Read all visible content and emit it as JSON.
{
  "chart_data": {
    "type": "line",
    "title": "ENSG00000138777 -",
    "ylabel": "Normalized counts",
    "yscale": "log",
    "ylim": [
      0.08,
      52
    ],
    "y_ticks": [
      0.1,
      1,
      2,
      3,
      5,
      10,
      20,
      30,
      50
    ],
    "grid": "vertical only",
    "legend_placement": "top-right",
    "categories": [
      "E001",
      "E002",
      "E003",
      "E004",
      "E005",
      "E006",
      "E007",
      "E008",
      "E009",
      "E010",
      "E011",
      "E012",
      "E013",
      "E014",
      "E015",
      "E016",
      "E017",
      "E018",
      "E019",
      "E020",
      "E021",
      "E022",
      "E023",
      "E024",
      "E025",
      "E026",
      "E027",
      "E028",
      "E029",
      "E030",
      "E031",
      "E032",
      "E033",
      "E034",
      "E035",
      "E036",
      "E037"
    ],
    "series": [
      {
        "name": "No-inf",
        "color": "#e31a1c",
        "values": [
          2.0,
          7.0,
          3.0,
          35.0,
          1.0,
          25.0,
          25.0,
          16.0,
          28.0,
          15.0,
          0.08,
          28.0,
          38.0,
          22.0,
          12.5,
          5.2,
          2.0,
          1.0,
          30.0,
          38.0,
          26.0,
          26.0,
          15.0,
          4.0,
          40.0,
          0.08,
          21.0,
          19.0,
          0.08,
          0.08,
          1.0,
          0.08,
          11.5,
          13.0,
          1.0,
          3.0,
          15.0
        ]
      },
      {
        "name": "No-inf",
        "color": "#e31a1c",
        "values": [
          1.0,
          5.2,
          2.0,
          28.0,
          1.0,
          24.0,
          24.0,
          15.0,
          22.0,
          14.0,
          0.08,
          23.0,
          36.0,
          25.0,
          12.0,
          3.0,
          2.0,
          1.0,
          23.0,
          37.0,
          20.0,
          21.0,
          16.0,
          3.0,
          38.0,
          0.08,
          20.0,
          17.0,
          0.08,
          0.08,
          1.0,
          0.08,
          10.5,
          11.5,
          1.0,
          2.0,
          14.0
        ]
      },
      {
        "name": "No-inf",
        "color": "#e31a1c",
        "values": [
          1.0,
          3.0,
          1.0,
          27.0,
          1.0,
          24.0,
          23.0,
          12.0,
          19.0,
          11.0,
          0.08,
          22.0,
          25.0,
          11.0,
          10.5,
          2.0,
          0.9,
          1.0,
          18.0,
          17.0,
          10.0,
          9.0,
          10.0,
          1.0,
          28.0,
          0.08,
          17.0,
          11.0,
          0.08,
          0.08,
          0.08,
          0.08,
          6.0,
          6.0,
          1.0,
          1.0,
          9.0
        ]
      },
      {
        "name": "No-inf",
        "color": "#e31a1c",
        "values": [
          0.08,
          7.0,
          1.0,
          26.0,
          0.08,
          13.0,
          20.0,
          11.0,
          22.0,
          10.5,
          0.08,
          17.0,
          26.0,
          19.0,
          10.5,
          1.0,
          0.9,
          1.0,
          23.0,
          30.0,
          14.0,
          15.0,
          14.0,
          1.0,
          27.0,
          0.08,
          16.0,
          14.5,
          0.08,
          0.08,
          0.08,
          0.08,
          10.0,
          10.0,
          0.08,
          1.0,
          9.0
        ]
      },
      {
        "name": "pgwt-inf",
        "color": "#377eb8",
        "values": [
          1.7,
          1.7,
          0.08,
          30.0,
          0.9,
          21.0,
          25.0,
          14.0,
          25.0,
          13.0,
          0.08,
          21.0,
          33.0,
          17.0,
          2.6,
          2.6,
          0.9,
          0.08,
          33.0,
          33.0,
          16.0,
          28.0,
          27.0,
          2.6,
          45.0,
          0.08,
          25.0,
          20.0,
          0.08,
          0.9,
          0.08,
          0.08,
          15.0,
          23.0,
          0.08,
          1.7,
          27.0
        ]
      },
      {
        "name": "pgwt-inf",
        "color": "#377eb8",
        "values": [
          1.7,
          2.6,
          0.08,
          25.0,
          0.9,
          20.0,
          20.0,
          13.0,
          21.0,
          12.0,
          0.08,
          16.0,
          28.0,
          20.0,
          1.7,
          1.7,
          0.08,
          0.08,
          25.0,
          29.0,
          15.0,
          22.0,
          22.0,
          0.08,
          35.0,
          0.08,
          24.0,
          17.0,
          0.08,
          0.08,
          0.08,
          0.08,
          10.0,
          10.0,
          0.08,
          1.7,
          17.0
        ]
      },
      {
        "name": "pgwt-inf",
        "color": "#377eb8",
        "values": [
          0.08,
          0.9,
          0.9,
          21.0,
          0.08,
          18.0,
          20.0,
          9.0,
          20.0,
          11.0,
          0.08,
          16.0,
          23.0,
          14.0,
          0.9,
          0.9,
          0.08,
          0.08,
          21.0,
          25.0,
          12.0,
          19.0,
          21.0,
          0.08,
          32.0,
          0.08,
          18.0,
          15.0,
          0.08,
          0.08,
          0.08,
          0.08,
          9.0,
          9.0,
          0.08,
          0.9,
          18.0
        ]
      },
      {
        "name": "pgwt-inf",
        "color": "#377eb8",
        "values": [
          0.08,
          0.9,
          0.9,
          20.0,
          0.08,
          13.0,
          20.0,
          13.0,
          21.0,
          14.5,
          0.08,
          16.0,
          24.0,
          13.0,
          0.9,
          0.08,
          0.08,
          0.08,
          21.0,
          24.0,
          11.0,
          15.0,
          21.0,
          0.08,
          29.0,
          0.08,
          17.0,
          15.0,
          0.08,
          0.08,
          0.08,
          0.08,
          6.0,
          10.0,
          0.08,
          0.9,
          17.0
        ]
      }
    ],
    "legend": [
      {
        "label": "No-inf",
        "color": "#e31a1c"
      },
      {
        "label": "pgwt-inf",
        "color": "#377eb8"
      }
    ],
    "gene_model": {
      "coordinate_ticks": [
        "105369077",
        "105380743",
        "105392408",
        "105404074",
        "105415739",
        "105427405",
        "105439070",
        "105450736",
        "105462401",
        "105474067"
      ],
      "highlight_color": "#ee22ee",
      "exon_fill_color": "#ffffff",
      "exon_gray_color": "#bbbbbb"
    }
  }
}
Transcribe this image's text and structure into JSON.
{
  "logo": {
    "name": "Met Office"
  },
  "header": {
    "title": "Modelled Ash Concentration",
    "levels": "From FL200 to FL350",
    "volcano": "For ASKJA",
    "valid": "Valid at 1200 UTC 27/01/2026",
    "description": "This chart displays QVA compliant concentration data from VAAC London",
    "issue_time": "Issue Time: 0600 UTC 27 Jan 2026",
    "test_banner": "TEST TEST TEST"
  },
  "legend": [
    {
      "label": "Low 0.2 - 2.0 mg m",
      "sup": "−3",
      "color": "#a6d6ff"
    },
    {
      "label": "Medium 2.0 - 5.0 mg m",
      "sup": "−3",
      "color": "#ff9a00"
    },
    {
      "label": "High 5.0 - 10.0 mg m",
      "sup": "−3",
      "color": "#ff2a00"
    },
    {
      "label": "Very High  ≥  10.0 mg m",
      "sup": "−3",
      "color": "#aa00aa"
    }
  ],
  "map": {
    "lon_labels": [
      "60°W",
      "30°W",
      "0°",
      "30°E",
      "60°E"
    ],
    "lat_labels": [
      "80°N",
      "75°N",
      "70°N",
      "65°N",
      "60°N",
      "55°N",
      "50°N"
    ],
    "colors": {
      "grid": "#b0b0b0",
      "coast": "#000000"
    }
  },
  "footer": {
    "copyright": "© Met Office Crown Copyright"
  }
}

## YOUR GOAL
Gather up, from the records above, each line where the word "title" appears.

## RESULT BELOW
    "title": "ENSG00000138777 -",
    "title": "Modelled Ash Concentration",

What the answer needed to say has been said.